--- Start GIVEN ENTRIES ---
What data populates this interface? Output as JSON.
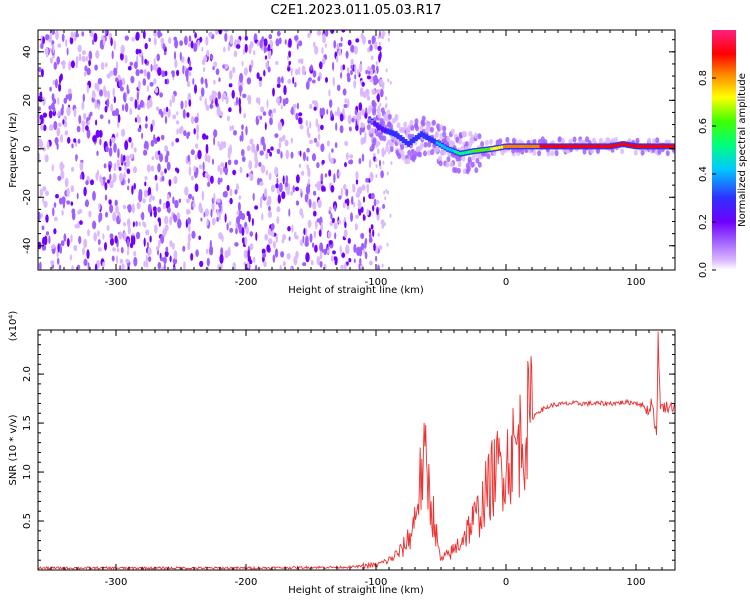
{
  "figure_title": "C2E1.2023.011.05.03.R17",
  "colors": {
    "snr_line": "#ee3030",
    "axis": "#000000",
    "background": "#ffffff",
    "colormap": [
      "#ffffff",
      "#dcb8ff",
      "#a060ff",
      "#7000ff",
      "#3030ff",
      "#00c8ff",
      "#00ff80",
      "#40ff00",
      "#ffff00",
      "#ff8000",
      "#ff0000",
      "#ff2080"
    ]
  },
  "chart_data": [
    {
      "type": "heatmap",
      "title": "",
      "xlabel": "Height of straight line (km)",
      "ylabel": "Frequency (Hz)",
      "xlim": [
        -360,
        130
      ],
      "ylim": [
        -50,
        49
      ],
      "x_ticks": [
        -300,
        -200,
        -100,
        0,
        100
      ],
      "y_ticks": [
        -40,
        -20,
        0,
        20,
        40
      ],
      "grid": false,
      "colorbar": {
        "label": "Normalized spectral amplitude",
        "range": [
          0,
          1
        ],
        "ticks": [
          0.0,
          0.2,
          0.4,
          0.6,
          0.8
        ]
      },
      "features": {
        "noise_region_x": [
          -360,
          -100
        ],
        "signal_track": {
          "x": [
            -105,
            -95,
            -85,
            -75,
            -65,
            -55,
            -45,
            -35,
            -25,
            -10,
            0,
            20,
            40,
            60,
            80,
            90,
            100,
            115,
            130
          ],
          "freq_hz": [
            12,
            8,
            6,
            2,
            6,
            3,
            0,
            -2,
            -1,
            0,
            1,
            1,
            1,
            1,
            1,
            2,
            1,
            1,
            1
          ],
          "amplitude": [
            0.2,
            0.3,
            0.35,
            0.4,
            0.35,
            0.4,
            0.45,
            0.55,
            0.6,
            0.7,
            0.8,
            0.85,
            0.9,
            0.95,
            0.95,
            0.9,
            0.95,
            0.9,
            0.9
          ]
        }
      }
    },
    {
      "type": "line",
      "title": "",
      "xlabel": "Height of straight line (km)",
      "ylabel": "SNR (10 * v/v)",
      "y_multiplier_label": "(x10⁴)",
      "xlim": [
        -360,
        130
      ],
      "ylim": [
        0,
        2.45
      ],
      "x_ticks": [
        -300,
        -200,
        -100,
        0,
        100
      ],
      "y_ticks": [
        0.5,
        1.0,
        1.5,
        2.0
      ],
      "grid": false,
      "series": [
        {
          "x": [
            -360,
            -200,
            -120,
            -100,
            -90,
            -80,
            -72,
            -66,
            -62,
            -58,
            -55,
            -52,
            -50,
            -45,
            -40,
            -35,
            -30,
            -25,
            -20,
            -15,
            -10,
            -5,
            0,
            5,
            10,
            15,
            20,
            25,
            30,
            35,
            40,
            50,
            60,
            70,
            80,
            90,
            100,
            105,
            108,
            110,
            112,
            114,
            115,
            116,
            117,
            118,
            119,
            120,
            125,
            130
          ],
          "y": [
            0.02,
            0.02,
            0.03,
            0.05,
            0.1,
            0.2,
            0.4,
            0.9,
            1.1,
            0.7,
            0.5,
            0.2,
            0.1,
            0.15,
            0.2,
            0.3,
            0.4,
            0.5,
            0.6,
            0.8,
            0.95,
            1.05,
            1.1,
            1.2,
            1.3,
            1.45,
            1.55,
            1.62,
            1.65,
            1.68,
            1.69,
            1.7,
            1.7,
            1.7,
            1.7,
            1.71,
            1.71,
            1.68,
            1.65,
            1.6,
            1.75,
            1.55,
            1.45,
            1.3,
            2.45,
            1.9,
            1.65,
            1.66,
            1.67,
            1.67
          ]
        }
      ]
    }
  ]
}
--- End GIVEN ENTRIES ---
Copy the whole listing above word for word but do not carry over the pictures.

What data populates this interface? Output as JSON.
{
  "figure_title": "C2E1.2023.011.05.03.R17",
  "colors": {
    "snr_line": "#ee3030",
    "axis": "#000000",
    "background": "#ffffff",
    "colormap": [
      "#ffffff",
      "#dcb8ff",
      "#a060ff",
      "#7000ff",
      "#3030ff",
      "#00c8ff",
      "#00ff80",
      "#40ff00",
      "#ffff00",
      "#ff8000",
      "#ff0000",
      "#ff2080"
    ]
  },
  "chart_data": [
    {
      "type": "heatmap",
      "title": "",
      "xlabel": "Height of straight line (km)",
      "ylabel": "Frequency (Hz)",
      "xlim": [
        -360,
        130
      ],
      "ylim": [
        -50,
        49
      ],
      "x_ticks": [
        -300,
        -200,
        -100,
        0,
        100
      ],
      "y_ticks": [
        -40,
        -20,
        0,
        20,
        40
      ],
      "grid": false,
      "colorbar": {
        "label": "Normalized spectral amplitude",
        "range": [
          0,
          1
        ],
        "ticks": [
          0.0,
          0.2,
          0.4,
          0.6,
          0.8
        ]
      },
      "features": {
        "noise_region_x": [
          -360,
          -100
        ],
        "signal_track": {
          "x": [
            -105,
            -95,
            -85,
            -75,
            -65,
            -55,
            -45,
            -35,
            -25,
            -10,
            0,
            20,
            40,
            60,
            80,
            90,
            100,
            115,
            130
          ],
          "freq_hz": [
            12,
            8,
            6,
            2,
            6,
            3,
            0,
            -2,
            -1,
            0,
            1,
            1,
            1,
            1,
            1,
            2,
            1,
            1,
            1
          ],
          "amplitude": [
            0.2,
            0.3,
            0.35,
            0.4,
            0.35,
            0.4,
            0.45,
            0.55,
            0.6,
            0.7,
            0.8,
            0.85,
            0.9,
            0.95,
            0.95,
            0.9,
            0.95,
            0.9,
            0.9
          ]
        }
      }
    },
    {
      "type": "line",
      "title": "",
      "xlabel": "Height of straight line (km)",
      "ylabel": "SNR (10 * v/v)",
      "y_multiplier_label": "(x10⁴)",
      "xlim": [
        -360,
        130
      ],
      "ylim": [
        0,
        2.45
      ],
      "x_ticks": [
        -300,
        -200,
        -100,
        0,
        100
      ],
      "y_ticks": [
        0.5,
        1.0,
        1.5,
        2.0
      ],
      "grid": false,
      "series": [
        {
          "x": [
            -360,
            -200,
            -120,
            -100,
            -90,
            -80,
            -72,
            -66,
            -62,
            -58,
            -55,
            -52,
            -50,
            -45,
            -40,
            -35,
            -30,
            -25,
            -20,
            -15,
            -10,
            -5,
            0,
            5,
            10,
            15,
            20,
            25,
            30,
            35,
            40,
            50,
            60,
            70,
            80,
            90,
            100,
            105,
            108,
            110,
            112,
            114,
            115,
            116,
            117,
            118,
            119,
            120,
            125,
            130
          ],
          "y": [
            0.02,
            0.02,
            0.03,
            0.05,
            0.1,
            0.2,
            0.4,
            0.9,
            1.1,
            0.7,
            0.5,
            0.2,
            0.1,
            0.15,
            0.2,
            0.3,
            0.4,
            0.5,
            0.6,
            0.8,
            0.95,
            1.05,
            1.1,
            1.2,
            1.3,
            1.45,
            1.55,
            1.62,
            1.65,
            1.68,
            1.69,
            1.7,
            1.7,
            1.7,
            1.7,
            1.71,
            1.71,
            1.68,
            1.65,
            1.6,
            1.75,
            1.55,
            1.45,
            1.3,
            2.45,
            1.9,
            1.65,
            1.66,
            1.67,
            1.67
          ]
        }
      ]
    }
  ]
}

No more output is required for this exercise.